### The request
Here are records with pictures in them. Copy all of them exactly and leave the pictures out.

>> start Stored rows

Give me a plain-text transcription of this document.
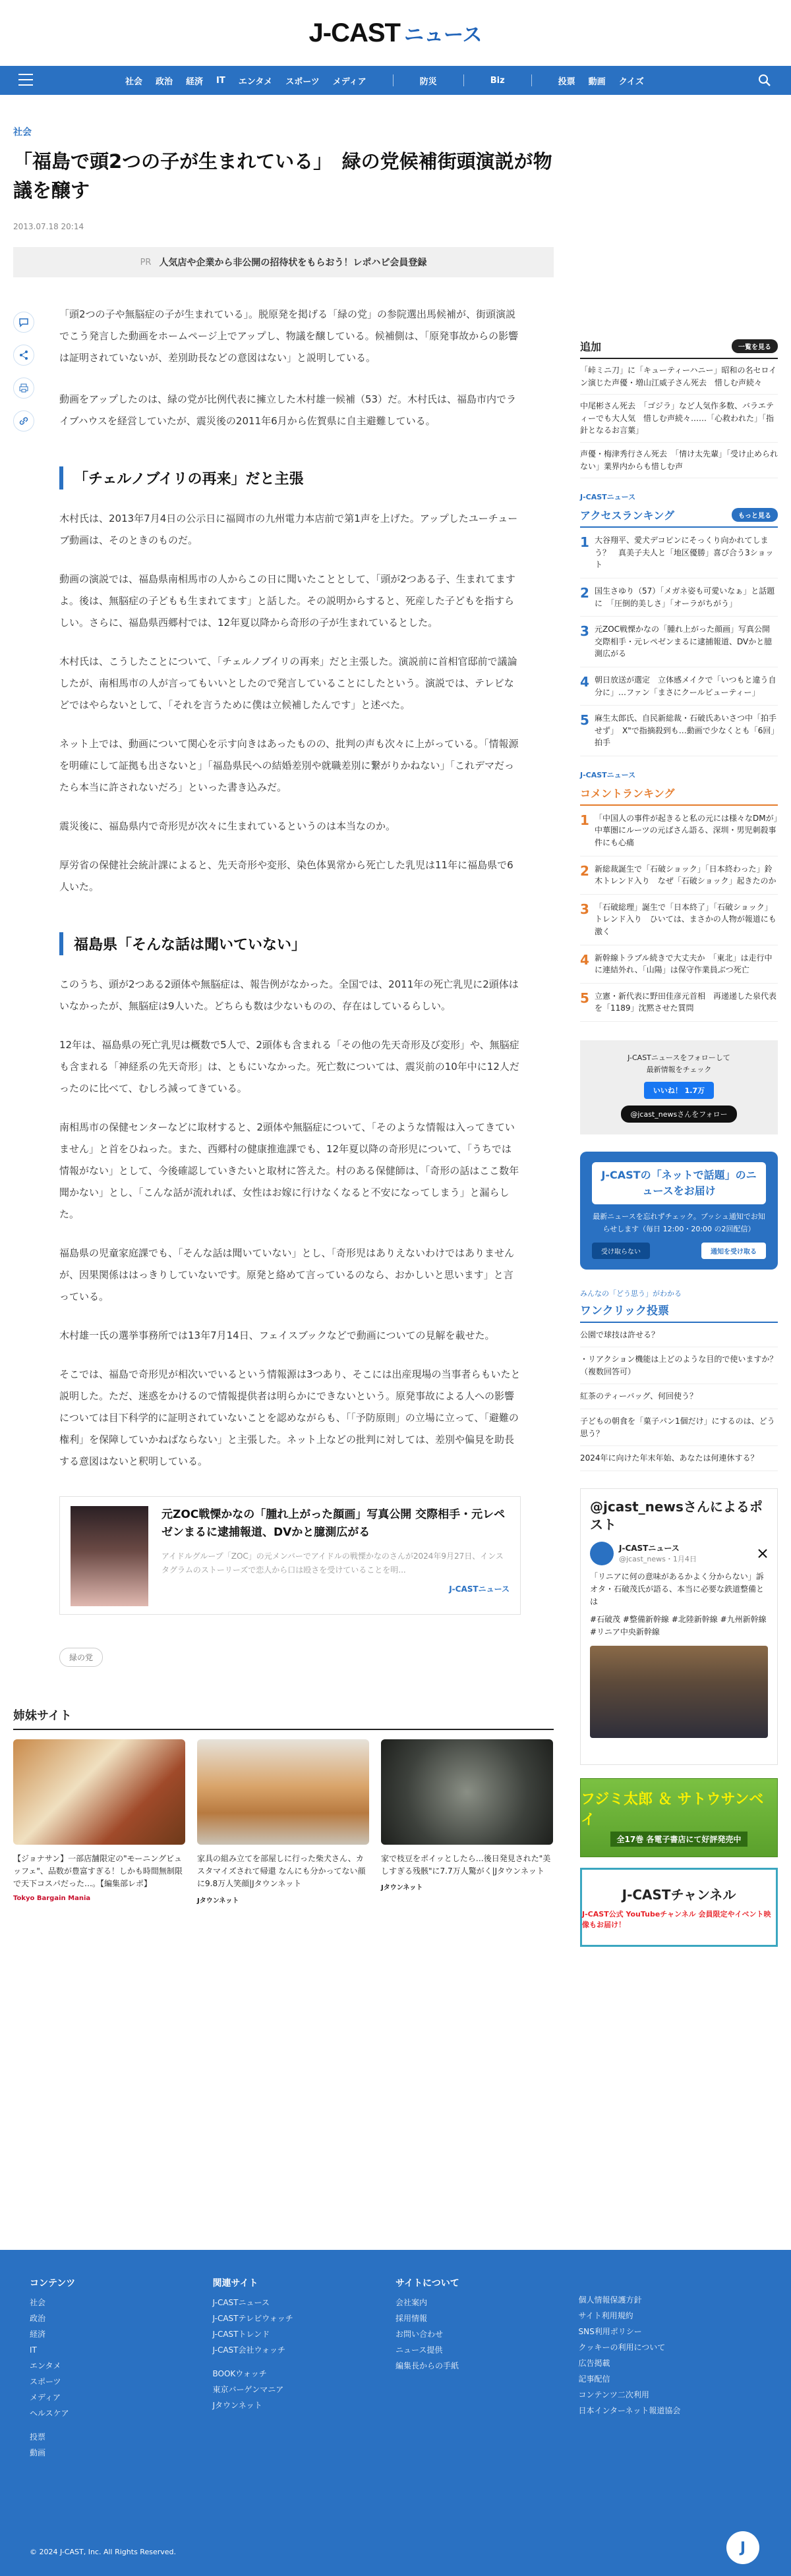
J-CAST ニュース
社会	政治	経済	IT	エンタメ	スポーツ	メディア	防災	Biz	投票	動画	クイズ
社会
「福島で頭2つの子が生まれている」　緑の党候補街頭演説が物議を醸す
2013.07.18 20:14
PR 人気店や企業から非公開の招待状をもらおう！レポハピ会員登録

「頭2つの子や無脳症の子が生まれている」。脱原発を掲げる「緑の党」の参院選出馬候補が、街頭演説でこう発言した動画をホームページ上でアップし、物議を醸している。候補側は、「原発事故からの影響は証明されていないが、差別助長などの意図はない」と説明している。

動画をアップしたのは、緑の党が比例代表に擁立した木村雄一候補（53）だ。木村氏は、福島市内でライブハウスを経営していたが、震災後の2011年6月から佐賀県に自主避難している。

「チェルノブイリの再来」だと主張

木村氏は、2013年7月4日の公示日に福岡市の九州電力本店前で第1声を上げた。アップしたユーチューブ動画は、そのときのものだ。

動画の演説では、福島県南相馬市の人からこの日に聞いたこととして、「頭が2つある子、生まれてますよ。後は、無脳症の子どもも生まれてます」と話した。その説明からすると、死産した子どもを指すらしい。さらに、福島県西郷村では、12年夏以降から奇形の子が生まれているとした。

木村氏は、こうしたことについて、「チェルノブイリの再来」だと主張した。演説前に首相官邸前で議論したが、南相馬市の人が言ってもいいとしたので発言していることにしたという。演説では、テレビなどではやらないとして、「それを言うために僕は立候補したんです」と述べた。

ネット上では、動画について関心を示す向きはあったものの、批判の声も次々に上がっている。「情報源を明確にして証拠も出さないと」「福島県民への結婚差別や就職差別に繋がりかねない」「これデマだったら本当に許されないだろ」といった書き込みだ。

震災後に、福島県内で奇形児が次々に生まれているというのは本当なのか。

厚労省の保健社会統計課によると、先天奇形や変形、染色体異常から死亡した乳児は11年に福島県で6人いた。

福島県「そんな話は聞いていない」

このうち、頭が2つある2頭体や無脳症は、報告例がなかった。全国では、2011年の死亡乳児に2頭体はいなかったが、無脳症は9人いた。どちらも数は少ないものの、存在はしているらしい。

12年は、福島県の死亡乳児は概数で5人で、2頭体も含まれる「その他の先天奇形及び変形」や、無脳症も含まれる「神経系の先天奇形」は、ともにいなかった。死亡数については、震災前の10年中に12人だったのに比べて、むしろ減ってきている。

南相馬市の保健センターなどに取材すると、2頭体や無脳症について、「そのような情報は入ってきていません」と首をひねった。また、西郷村の健康推進課でも、12年夏以降の奇形児について、「うちでは情報がない」として、今後確認していきたいと取材に答えた。村のある保健師は、「奇形の話はここ数年聞かない」とし、「こんな話が流れれば、女性はお嫁に行けなくなると不安になってしまう」と漏らした。

福島県の児童家庭課でも、「そんな話は聞いていない」とし、「奇形児はありえないわけではありませんが、因果関係ははっきりしていないです。原発と絡めて言っているのなら、おかしいと思います」と言っている。

木村雄一氏の選挙事務所では13年7月14日、フェイスブックなどで動画についての見解を載せた。

そこでは、福島で奇形児が相次いでいるという情報源は3つあり、そこには出産現場の当事者らもいたと説明した。ただ、迷惑をかけるので情報提供者は明らかにできないという。原発事故による人への影響については目下科学的に証明されていないことを認めながらも、「「予防原則」の立場に立って、「避難の権利」を保障していかねばならない」と主張した。ネット上などの批判に対しては、差別や偏見を助長する意図はないと釈明している。

元ZOC戦慄かなの「腫れ上がった顔画」写真公開 交際相手・元レペゼンまるに逮捕報道、DVかと臆測広がる
アイドルグループ「ZOC」の元メンバーでアイドルの戦慄かなのさんが2024年9月27日、インスタグラムのストーリーズで恋人から口は殴さを受けていることを明...
J-CASTニュース
緑の党
姉妹サイト
【ジョナサン】一部店舗限定の"モーニングビュッフェ"、品数が豊富すぎる！しかも時間無制限で天下コスパだった…。【編集部レポ】
Tokyo Bargain Mania
家具の組み立てを部屋しに行った柴犬さん、カスタマイズされて帰還 なんにも分かってない顔に9.8万人笑顔|Jタウンネット
Jタウンネット
家で枝豆をポイッとしたら…後日発見された"美しすぎる残骸"に7.7万人驚がく|Jタウンネット
Jタウンネット
追加	一覧を見る
「峠ミニ刀」に「キューティーハニー」昭和の名セロイン演じた声優・増山江威子さん死去　惜しむ声続々
中尾彬さん死去　「ゴジラ」など人気作多数、バラエティーでも大人気　惜しむ声続々……「心救われた」「指針となるお言葉」
声優・梅津秀行さん死去　「情け太先輩」「受け止められない」業界内からも惜しむ声
J-CASTニュース
アクセスランキング	もっと見る
1 大谷翔平、愛犬デコピンにそっくり向かれてしまう？　真美子夫人と「地区優勝」喜び合う3ショット
2 国生さゆり（57）「メガネ姿も可愛いなぁ」と話題に　「圧倒的美しさ」「オーラがちがう」
3 元ZOC戦慄かなの「腫れ上がった顔画」写真公開　交際相手・元レペゼンまるに逮捕報道、DVかと臆測広がる
4 朝日放送が選定　立体感メイクで「いつもと違う自分に」…ファン「まさにクールビューティー」
5 麻生太郎氏、自民新総裁・石破氏あいさつ中「拍手せず」　X"で指摘殺到も…動画で少なくとも「6回」拍手
J-CASTニュース
コメントランキング
1 「中国人の事件が起きると私の元には様々なDMが」　中華圏にルーツの元ばさん語る、深圳・男児刺殺事件にも心痛
2 新総裁誕生で「石破ショック」「日本終わった」鈴木トレンド入り　なぜ「石破ショック」起きたのか
3 「石破総理」誕生で「日本終了」「石破ショック」トレンド入り　ひいては、まさかの人物が報道にも激く
4 新幹線トラブル続きで大丈夫か　「東北」は走行中に連結外れ、「山陽」は保守作業員ぶつ死亡
5 立憲・新代表に野田佳彦元首相　再递递した泉代表を「1189」沈黙させた質問
J-CASTニュースをフォローして
最新情報をチェック
いいね！ 1.7万
@jcast_newsさんをフォロー
J-CASTの「ネットで話題」のニュースをお届け
最新ニュースを忘れずチェック。プッシュ通知でお知らせします（毎日 12:00・20:00 の2回配信）
受け取らない	通知を受け取る
みんなの「どう思う」がわかる
ワンクリック投票
公園で球技は許せる？
・リアクション機能は上どのような目的で使いますか？（複数回答可）
紅茶のティーバッグ、何回使う？
子どもの朝食を「菓子パン1個だけ」にするのは、どう思う？
2024年に向けた年末年始、あなたは何連休する？
@jcast_newsさんによるポスト
J-CASTニュース
@jcast_news・1月4日
「リニアに何の意味があるかよく分からない」訴オタ・石破茂氏が語る、本当に必要な鉄道整備とは
#石破茂 #整備新幹線 #北陸新幹線 #九州新幹線 #リニア中央新幹線
フジミ太郎 ＆ サトウサンベイ
全17巻 各電子書店にて好評発売中
J-CASTチャンネル
J-CAST公式 YouTubeチャンネル 会員限定やイベント映像もお届け！
コンテンツ
社会
政治
経済
IT
エンタメ
スポーツ
メディア
ヘルスケア
投票
動画
関連サイト
J-CASTニュース
J-CASTテレビウォッチ
J-CASTトレンド
J-CAST会社ウォッチ
BOOKウォッチ
東京バーゲンマニア
Jタウンネット
サイトについて
会社案内
採用情報
お問い合わせ
ニュース提供
編集長からの手紙
個人情報保護方針
サイト利用規約
SNS利用ポリシー
クッキーの利用について
広告掲載
記事配信
コンテンツ二次利用
日本インターネット報道協会
© 2024 J-CAST, Inc. All Rights Reserved.	J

>> end Stored rows

### The answer
Give me a plain-text transcription of this document.
J-CAST ニュース
社会	政治	経済	IT	エンタメ	スポーツ	メディア	防災	Biz	投票	動画	クイズ
社会
「福島で頭2つの子が生まれている」　緑の党候補街頭演説が物議を醸す
2013.07.18 20:14
PR 人気店や企業から非公開の招待状をもらおう！レポハピ会員登録

「頭2つの子や無脳症の子が生まれている」。脱原発を掲げる「緑の党」の参院選出馬候補が、街頭演説でこう発言した動画をホームページ上でアップし、物議を醸している。候補側は、「原発事故からの影響は証明されていないが、差別助長などの意図はない」と説明している。

動画をアップしたのは、緑の党が比例代表に擁立した木村雄一候補（53）だ。木村氏は、福島市内でライブハウスを経営していたが、震災後の2011年6月から佐賀県に自主避難している。

「チェルノブイリの再来」だと主張

木村氏は、2013年7月4日の公示日に福岡市の九州電力本店前で第1声を上げた。アップしたユーチューブ動画は、そのときのものだ。

動画の演説では、福島県南相馬市の人からこの日に聞いたこととして、「頭が2つある子、生まれてますよ。後は、無脳症の子どもも生まれてます」と話した。その説明からすると、死産した子どもを指すらしい。さらに、福島県西郷村では、12年夏以降から奇形の子が生まれているとした。

木村氏は、こうしたことについて、「チェルノブイリの再来」だと主張した。演説前に首相官邸前で議論したが、南相馬市の人が言ってもいいとしたので発言していることにしたという。演説では、テレビなどではやらないとして、「それを言うために僕は立候補したんです」と述べた。

ネット上では、動画について関心を示す向きはあったものの、批判の声も次々に上がっている。「情報源を明確にして証拠も出さないと」「福島県民への結婚差別や就職差別に繋がりかねない」「これデマだったら本当に許されないだろ」といった書き込みだ。

震災後に、福島県内で奇形児が次々に生まれているというのは本当なのか。

厚労省の保健社会統計課によると、先天奇形や変形、染色体異常から死亡した乳児は11年に福島県で6人いた。

福島県「そんな話は聞いていない」

このうち、頭が2つある2頭体や無脳症は、報告例がなかった。全国では、2011年の死亡乳児に2頭体はいなかったが、無脳症は9人いた。どちらも数は少ないものの、存在はしているらしい。

12年は、福島県の死亡乳児は概数で5人で、2頭体も含まれる「その他の先天奇形及び変形」や、無脳症も含まれる「神経系の先天奇形」は、ともにいなかった。死亡数については、震災前の10年中に12人だったのに比べて、むしろ減ってきている。

南相馬市の保健センターなどに取材すると、2頭体や無脳症について、「そのような情報は入ってきていません」と首をひねった。また、西郷村の健康推進課でも、12年夏以降の奇形児について、「うちでは情報がない」として、今後確認していきたいと取材に答えた。村のある保健師は、「奇形の話はここ数年聞かない」とし、「こんな話が流れれば、女性はお嫁に行けなくなると不安になってしまう」と漏らした。

福島県の児童家庭課でも、「そんな話は聞いていない」とし、「奇形児はありえないわけではありませんが、因果関係ははっきりしていないです。原発と絡めて言っているのなら、おかしいと思います」と言っている。

木村雄一氏の選挙事務所では13年7月14日、フェイスブックなどで動画についての見解を載せた。

そこでは、福島で奇形児が相次いでいるという情報源は3つあり、そこには出産現場の当事者らもいたと説明した。ただ、迷惑をかけるので情報提供者は明らかにできないという。原発事故による人への影響については目下科学的に証明されていないことを認めながらも、「「予防原則」の立場に立って、「避難の権利」を保障していかねばならない」と主張した。ネット上などの批判に対しては、差別や偏見を助長する意図はないと釈明している。

元ZOC戦慄かなの「腫れ上がった顔画」写真公開 交際相手・元レペゼンまるに逮捕報道、DVかと臆測広がる
アイドルグループ「ZOC」の元メンバーでアイドルの戦慄かなのさんが2024年9月27日、インスタグラムのストーリーズで恋人から口は殴さを受けていることを明...
J-CASTニュース
緑の党
姉妹サイト
【ジョナサン】一部店舗限定の"モーニングビュッフェ"、品数が豊富すぎる！しかも時間無制限で天下コスパだった…。【編集部レポ】
Tokyo Bargain Mania
家具の組み立てを部屋しに行った柴犬さん、カスタマイズされて帰還 なんにも分かってない顔に9.8万人笑顔|Jタウンネット
Jタウンネット
家で枝豆をポイッとしたら…後日発見された"美しすぎる残骸"に7.7万人驚がく|Jタウンネット
Jタウンネット
追加	一覧を見る
「峠ミニ刀」に「キューティーハニー」昭和の名セロイン演じた声優・増山江威子さん死去　惜しむ声続々
中尾彬さん死去　「ゴジラ」など人気作多数、バラエティーでも大人気　惜しむ声続々……「心救われた」「指針となるお言葉」
声優・梅津秀行さん死去　「情け太先輩」「受け止められない」業界内からも惜しむ声
J-CASTニュース
アクセスランキング	もっと見る
1 大谷翔平、愛犬デコピンにそっくり向かれてしまう？　真美子夫人と「地区優勝」喜び合う3ショット
2 国生さゆり（57）「メガネ姿も可愛いなぁ」と話題に　「圧倒的美しさ」「オーラがちがう」
3 元ZOC戦慄かなの「腫れ上がった顔画」写真公開　交際相手・元レペゼンまるに逮捕報道、DVかと臆測広がる
4 朝日放送が選定　立体感メイクで「いつもと違う自分に」…ファン「まさにクールビューティー」
5 麻生太郎氏、自民新総裁・石破氏あいさつ中「拍手せず」　X"で指摘殺到も…動画で少なくとも「6回」拍手
J-CASTニュース
コメントランキング
1 「中国人の事件が起きると私の元には様々なDMが」　中華圏にルーツの元ばさん語る、深圳・男児刺殺事件にも心痛
2 新総裁誕生で「石破ショック」「日本終わった」鈴木トレンド入り　なぜ「石破ショック」起きたのか
3 「石破総理」誕生で「日本終了」「石破ショック」トレンド入り　ひいては、まさかの人物が報道にも激く
4 新幹線トラブル続きで大丈夫か　「東北」は走行中に連結外れ、「山陽」は保守作業員ぶつ死亡
5 立憲・新代表に野田佳彦元首相　再递递した泉代表を「1189」沈黙させた質問
J-CASTニュースをフォローして
最新情報をチェック
いいね！ 1.7万
@jcast_newsさんをフォロー
J-CASTの「ネットで話題」のニュースをお届け
最新ニュースを忘れずチェック。プッシュ通知でお知らせします（毎日 12:00・20:00 の2回配信）
受け取らない	通知を受け取る
みんなの「どう思う」がわかる
ワンクリック投票
公園で球技は許せる？
・リアクション機能は上どのような目的で使いますか？（複数回答可）
紅茶のティーバッグ、何回使う？
子どもの朝食を「菓子パン1個だけ」にするのは、どう思う？
2024年に向けた年末年始、あなたは何連休する？
@jcast_newsさんによるポスト
J-CASTニュース
@jcast_news・1月4日
「リニアに何の意味があるかよく分からない」訴オタ・石破茂氏が語る、本当に必要な鉄道整備とは
#石破茂 #整備新幹線 #北陸新幹線 #九州新幹線 #リニア中央新幹線
フジミ太郎 ＆ サトウサンベイ
全17巻 各電子書店にて好評発売中
J-CASTチャンネル
J-CAST公式 YouTubeチャンネル 会員限定やイベント映像もお届け！
コンテンツ
社会
政治
経済
IT
エンタメ
スポーツ
メディア
ヘルスケア
投票
動画
関連サイト
J-CASTニュース
J-CASTテレビウォッチ
J-CASTトレンド
J-CAST会社ウォッチ
BOOKウォッチ
東京バーゲンマニア
Jタウンネット
サイトについて
会社案内
採用情報
お問い合わせ
ニュース提供
編集長からの手紙
個人情報保護方針
サイト利用規約
SNS利用ポリシー
クッキーの利用について
広告掲載
記事配信
コンテンツ二次利用
日本インターネット報道協会
© 2024 J-CAST, Inc. All Rights Reserved.	J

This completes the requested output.